***** ENTRIES PROVIDED
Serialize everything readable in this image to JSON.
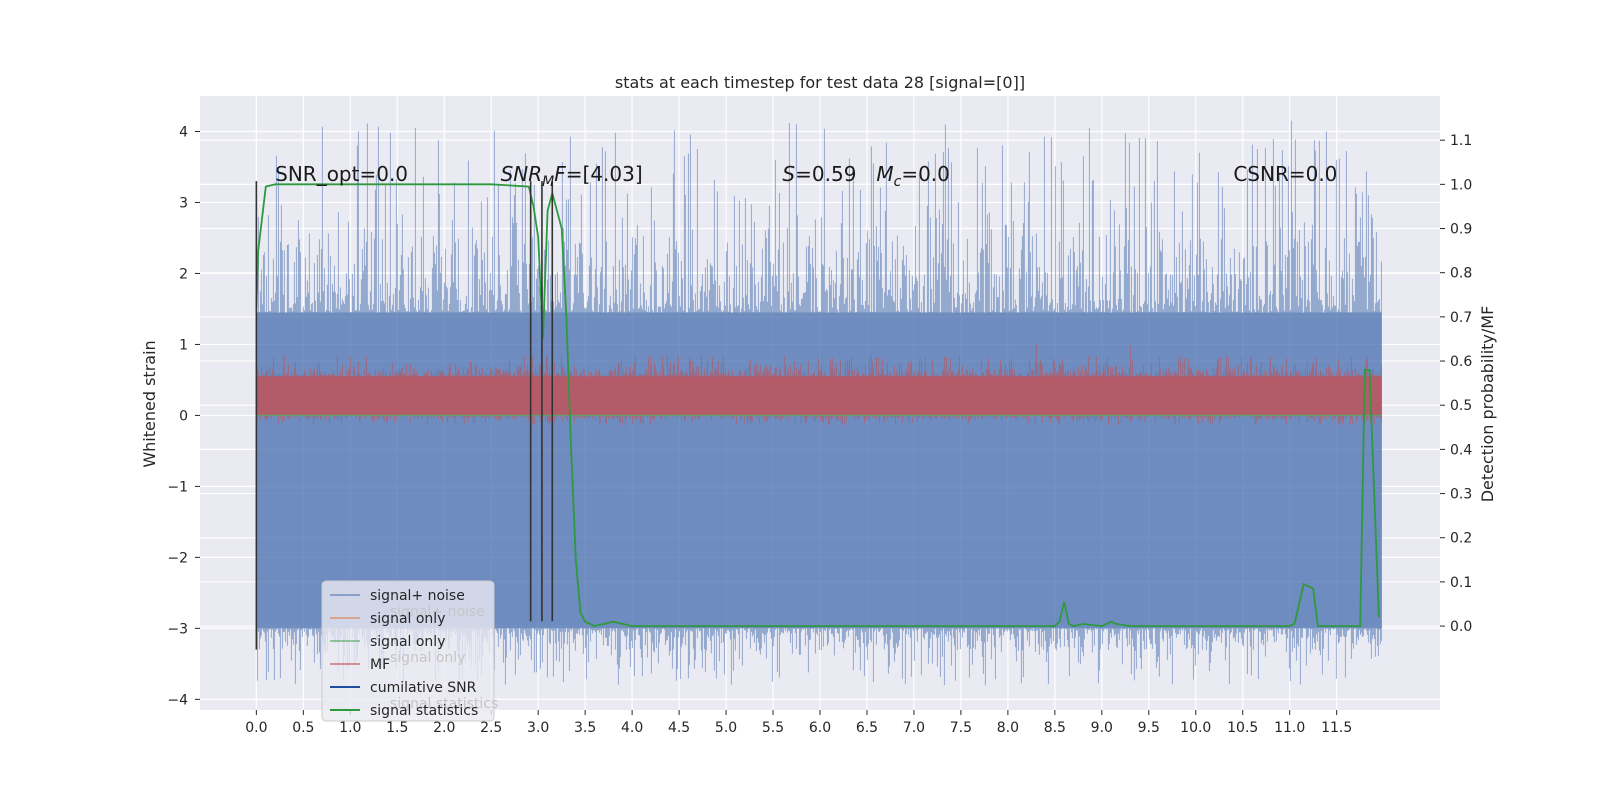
{
  "chart_data": {
    "type": "line",
    "title": "stats at each timestep for test data 28 [signal=[0]]",
    "xlabel": "",
    "ylabel": "Whitened strain",
    "y2label": "Detection probability/MF",
    "xlim": [
      -0.6,
      12.6
    ],
    "ylim": [
      -4.15,
      4.5
    ],
    "y2lim": [
      -0.19,
      1.2
    ],
    "x_ticks": [
      0.0,
      0.5,
      1.0,
      1.5,
      2.0,
      2.5,
      3.0,
      3.5,
      4.0,
      4.5,
      5.0,
      5.5,
      6.0,
      6.5,
      7.0,
      7.5,
      8.0,
      8.5,
      9.0,
      9.5,
      10.0,
      10.5,
      11.0,
      11.5
    ],
    "x_tick_labels": [
      "0.0",
      "0.5",
      "1.0",
      "1.5",
      "2.0",
      "2.5",
      "3.0",
      "3.5",
      "4.0",
      "4.5",
      "5.0",
      "5.5",
      "6.0",
      "6.5",
      "7.0",
      "7.5",
      "8.0",
      "8.5",
      "9.0",
      "9.5",
      "10.0",
      "10.5",
      "11.0",
      "11.5"
    ],
    "y_ticks": [
      -4,
      -3,
      -2,
      -1,
      0,
      1,
      2,
      3,
      4
    ],
    "y_tick_labels": [
      "−4",
      "−3",
      "−2",
      "−1",
      "0",
      "1",
      "2",
      "3",
      "4"
    ],
    "y2_ticks": [
      0.0,
      0.1,
      0.2,
      0.3,
      0.4,
      0.5,
      0.6,
      0.7,
      0.8,
      0.9,
      1.0,
      1.1
    ],
    "y2_tick_labels": [
      "0.0",
      "0.1",
      "0.2",
      "0.3",
      "0.4",
      "0.5",
      "0.6",
      "0.7",
      "0.8",
      "0.9",
      "1.0",
      "1.1"
    ],
    "grid": true,
    "legend_position": "lower-left",
    "annotations": [
      {
        "parts": [
          {
            "t": "SNR_opt=0.0",
            "i": false
          }
        ],
        "x": 0.2,
        "y": 3.3
      },
      {
        "parts": [
          {
            "t": "SNR",
            "i": true
          },
          {
            "t": "M",
            "i": true,
            "sub": true
          },
          {
            "t": "F",
            "i": true
          },
          {
            "t": "=[4.03]",
            "i": false
          }
        ],
        "x": 2.6,
        "y": 3.3
      },
      {
        "parts": [
          {
            "t": "S",
            "i": true
          },
          {
            "t": "=0.59",
            "i": false
          }
        ],
        "x": 5.6,
        "y": 3.3
      },
      {
        "parts": [
          {
            "t": "M",
            "i": true
          },
          {
            "t": "c",
            "i": true,
            "sub": true
          },
          {
            "t": "=0.0",
            "i": false
          }
        ],
        "x": 6.6,
        "y": 3.3
      },
      {
        "parts": [
          {
            "t": "CSNR=0.0",
            "i": false
          }
        ],
        "x": 10.4,
        "y": 3.3
      }
    ],
    "legend": {
      "items": [
        {
          "label": "signal+ noise",
          "color": "#4c72b0",
          "alpha": 0.55
        },
        {
          "label": "signal only",
          "color": "#dd8452",
          "alpha": 0.6
        },
        {
          "label": "signal only",
          "color": "#55a868",
          "alpha": 0.6
        },
        {
          "label": "MF",
          "color": "#c44e52",
          "alpha": 0.6
        },
        {
          "label": "cumilative SNR",
          "color": "#1f4e9e",
          "alpha": 1.0
        },
        {
          "label": "signal statistics",
          "color": "#2e9a3d",
          "alpha": 1.0
        }
      ],
      "ghost_items": [
        "signal+ noise",
        "signal only",
        "signal statistics"
      ]
    },
    "series": [
      {
        "name": "signal+ noise",
        "axis": "left",
        "style": "dense-noise",
        "color": "#4c72b0",
        "x_range": [
          0.0,
          11.98
        ],
        "core_range": [
          -3.0,
          1.45
        ],
        "peaks_x": [
          1.9,
          11.02,
          11.5,
          8.0,
          9.5
        ],
        "peaks_y": [
          4.0,
          4.15,
          3.6,
          3.3,
          3.4
        ]
      },
      {
        "name": "MF",
        "axis": "left",
        "style": "dense-noise",
        "color": "#c44e52",
        "x_range": [
          0.0,
          11.98
        ],
        "core_range": [
          0.0,
          0.55
        ],
        "peaks_x": [
          8.3,
          9.3
        ],
        "peaks_y": [
          1.0,
          0.98
        ]
      },
      {
        "name": "signal only",
        "axis": "left",
        "color": "#55a868",
        "x": [
          0.0,
          11.98
        ],
        "y": [
          0.0,
          0.0
        ]
      },
      {
        "name": "signal statistics",
        "axis": "right",
        "color": "#2e9a3d",
        "x": [
          0.0,
          0.02,
          0.1,
          0.2,
          0.5,
          1.0,
          1.5,
          2.0,
          2.5,
          2.9,
          2.95,
          3.0,
          3.05,
          3.1,
          3.15,
          3.2,
          3.25,
          3.3,
          3.35,
          3.4,
          3.45,
          3.5,
          3.6,
          3.8,
          4.0,
          4.5,
          5.0,
          5.5,
          6.0,
          6.5,
          7.0,
          7.5,
          8.0,
          8.5,
          8.55,
          8.6,
          8.65,
          8.7,
          8.8,
          9.0,
          9.05,
          9.1,
          9.15,
          9.3,
          9.5,
          10.0,
          10.5,
          11.0,
          11.05,
          11.1,
          11.15,
          11.2,
          11.25,
          11.3,
          11.35,
          11.4,
          11.6,
          11.75,
          11.8,
          11.85,
          11.9,
          11.95
        ],
        "y": [
          0.72,
          0.85,
          0.995,
          1.0,
          1.0,
          1.0,
          1.0,
          1.0,
          1.0,
          0.995,
          0.95,
          0.88,
          0.65,
          0.94,
          0.98,
          0.94,
          0.9,
          0.7,
          0.4,
          0.15,
          0.03,
          0.01,
          0.0,
          0.01,
          0.0,
          0.0,
          0.0,
          0.0,
          0.0,
          0.0,
          0.0,
          0.0,
          0.0,
          0.0,
          0.01,
          0.055,
          0.005,
          0.0,
          0.005,
          0.0,
          0.005,
          0.01,
          0.005,
          0.0,
          0.0,
          0.0,
          0.0,
          0.0,
          0.005,
          0.05,
          0.095,
          0.09,
          0.085,
          0.0,
          0.0,
          0.0,
          0.0,
          0.0,
          0.58,
          0.58,
          0.3,
          0.02
        ]
      },
      {
        "name": "cumilative SNR",
        "axis": "right",
        "style": "vlines",
        "color": "#333333",
        "x": [
          0.0,
          2.92,
          3.04,
          3.15
        ],
        "y_low": [
          -3.3,
          -2.9,
          -2.9,
          -2.9
        ],
        "y_high": [
          3.3,
          3.3,
          3.3,
          3.3
        ],
        "units": "left-axis"
      }
    ]
  }
}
**********
# OBJECTIVE
Pictures stay out of the copy; please restate every record above exactly.

# WORKED ANSWER
Serialize everything readable in this image to JSON.
{
  "chart_data": {
    "type": "line",
    "title": "stats at each timestep for test data 28 [signal=[0]]",
    "xlabel": "",
    "ylabel": "Whitened strain",
    "y2label": "Detection probability/MF",
    "xlim": [
      -0.6,
      12.6
    ],
    "ylim": [
      -4.15,
      4.5
    ],
    "y2lim": [
      -0.19,
      1.2
    ],
    "x_ticks": [
      0.0,
      0.5,
      1.0,
      1.5,
      2.0,
      2.5,
      3.0,
      3.5,
      4.0,
      4.5,
      5.0,
      5.5,
      6.0,
      6.5,
      7.0,
      7.5,
      8.0,
      8.5,
      9.0,
      9.5,
      10.0,
      10.5,
      11.0,
      11.5
    ],
    "x_tick_labels": [
      "0.0",
      "0.5",
      "1.0",
      "1.5",
      "2.0",
      "2.5",
      "3.0",
      "3.5",
      "4.0",
      "4.5",
      "5.0",
      "5.5",
      "6.0",
      "6.5",
      "7.0",
      "7.5",
      "8.0",
      "8.5",
      "9.0",
      "9.5",
      "10.0",
      "10.5",
      "11.0",
      "11.5"
    ],
    "y_ticks": [
      -4,
      -3,
      -2,
      -1,
      0,
      1,
      2,
      3,
      4
    ],
    "y_tick_labels": [
      "−4",
      "−3",
      "−2",
      "−1",
      "0",
      "1",
      "2",
      "3",
      "4"
    ],
    "y2_ticks": [
      0.0,
      0.1,
      0.2,
      0.3,
      0.4,
      0.5,
      0.6,
      0.7,
      0.8,
      0.9,
      1.0,
      1.1
    ],
    "y2_tick_labels": [
      "0.0",
      "0.1",
      "0.2",
      "0.3",
      "0.4",
      "0.5",
      "0.6",
      "0.7",
      "0.8",
      "0.9",
      "1.0",
      "1.1"
    ],
    "grid": true,
    "legend_position": "lower-left",
    "annotations": [
      {
        "parts": [
          {
            "t": "SNR_opt=0.0",
            "i": false
          }
        ],
        "x": 0.2,
        "y": 3.3
      },
      {
        "parts": [
          {
            "t": "SNR",
            "i": true
          },
          {
            "t": "M",
            "i": true,
            "sub": true
          },
          {
            "t": "F",
            "i": true
          },
          {
            "t": "=[4.03]",
            "i": false
          }
        ],
        "x": 2.6,
        "y": 3.3
      },
      {
        "parts": [
          {
            "t": "S",
            "i": true
          },
          {
            "t": "=0.59",
            "i": false
          }
        ],
        "x": 5.6,
        "y": 3.3
      },
      {
        "parts": [
          {
            "t": "M",
            "i": true
          },
          {
            "t": "c",
            "i": true,
            "sub": true
          },
          {
            "t": "=0.0",
            "i": false
          }
        ],
        "x": 6.6,
        "y": 3.3
      },
      {
        "parts": [
          {
            "t": "CSNR=0.0",
            "i": false
          }
        ],
        "x": 10.4,
        "y": 3.3
      }
    ],
    "legend": {
      "items": [
        {
          "label": "signal+ noise",
          "color": "#4c72b0",
          "alpha": 0.55
        },
        {
          "label": "signal only",
          "color": "#dd8452",
          "alpha": 0.6
        },
        {
          "label": "signal only",
          "color": "#55a868",
          "alpha": 0.6
        },
        {
          "label": "MF",
          "color": "#c44e52",
          "alpha": 0.6
        },
        {
          "label": "cumilative SNR",
          "color": "#1f4e9e",
          "alpha": 1.0
        },
        {
          "label": "signal statistics",
          "color": "#2e9a3d",
          "alpha": 1.0
        }
      ],
      "ghost_items": [
        "signal+ noise",
        "signal only",
        "signal statistics"
      ]
    },
    "series": [
      {
        "name": "signal+ noise",
        "axis": "left",
        "style": "dense-noise",
        "color": "#4c72b0",
        "x_range": [
          0.0,
          11.98
        ],
        "core_range": [
          -3.0,
          1.45
        ],
        "peaks_x": [
          1.9,
          11.02,
          11.5,
          8.0,
          9.5
        ],
        "peaks_y": [
          4.0,
          4.15,
          3.6,
          3.3,
          3.4
        ]
      },
      {
        "name": "MF",
        "axis": "left",
        "style": "dense-noise",
        "color": "#c44e52",
        "x_range": [
          0.0,
          11.98
        ],
        "core_range": [
          0.0,
          0.55
        ],
        "peaks_x": [
          8.3,
          9.3
        ],
        "peaks_y": [
          1.0,
          0.98
        ]
      },
      {
        "name": "signal only",
        "axis": "left",
        "color": "#55a868",
        "x": [
          0.0,
          11.98
        ],
        "y": [
          0.0,
          0.0
        ]
      },
      {
        "name": "signal statistics",
        "axis": "right",
        "color": "#2e9a3d",
        "x": [
          0.0,
          0.02,
          0.1,
          0.2,
          0.5,
          1.0,
          1.5,
          2.0,
          2.5,
          2.9,
          2.95,
          3.0,
          3.05,
          3.1,
          3.15,
          3.2,
          3.25,
          3.3,
          3.35,
          3.4,
          3.45,
          3.5,
          3.6,
          3.8,
          4.0,
          4.5,
          5.0,
          5.5,
          6.0,
          6.5,
          7.0,
          7.5,
          8.0,
          8.5,
          8.55,
          8.6,
          8.65,
          8.7,
          8.8,
          9.0,
          9.05,
          9.1,
          9.15,
          9.3,
          9.5,
          10.0,
          10.5,
          11.0,
          11.05,
          11.1,
          11.15,
          11.2,
          11.25,
          11.3,
          11.35,
          11.4,
          11.6,
          11.75,
          11.8,
          11.85,
          11.9,
          11.95
        ],
        "y": [
          0.72,
          0.85,
          0.995,
          1.0,
          1.0,
          1.0,
          1.0,
          1.0,
          1.0,
          0.995,
          0.95,
          0.88,
          0.65,
          0.94,
          0.98,
          0.94,
          0.9,
          0.7,
          0.4,
          0.15,
          0.03,
          0.01,
          0.0,
          0.01,
          0.0,
          0.0,
          0.0,
          0.0,
          0.0,
          0.0,
          0.0,
          0.0,
          0.0,
          0.0,
          0.01,
          0.055,
          0.005,
          0.0,
          0.005,
          0.0,
          0.005,
          0.01,
          0.005,
          0.0,
          0.0,
          0.0,
          0.0,
          0.0,
          0.005,
          0.05,
          0.095,
          0.09,
          0.085,
          0.0,
          0.0,
          0.0,
          0.0,
          0.0,
          0.58,
          0.58,
          0.3,
          0.02
        ]
      },
      {
        "name": "cumilative SNR",
        "axis": "right",
        "style": "vlines",
        "color": "#333333",
        "x": [
          0.0,
          2.92,
          3.04,
          3.15
        ],
        "y_low": [
          -3.3,
          -2.9,
          -2.9,
          -2.9
        ],
        "y_high": [
          3.3,
          3.3,
          3.3,
          3.3
        ],
        "units": "left-axis"
      }
    ]
  }
}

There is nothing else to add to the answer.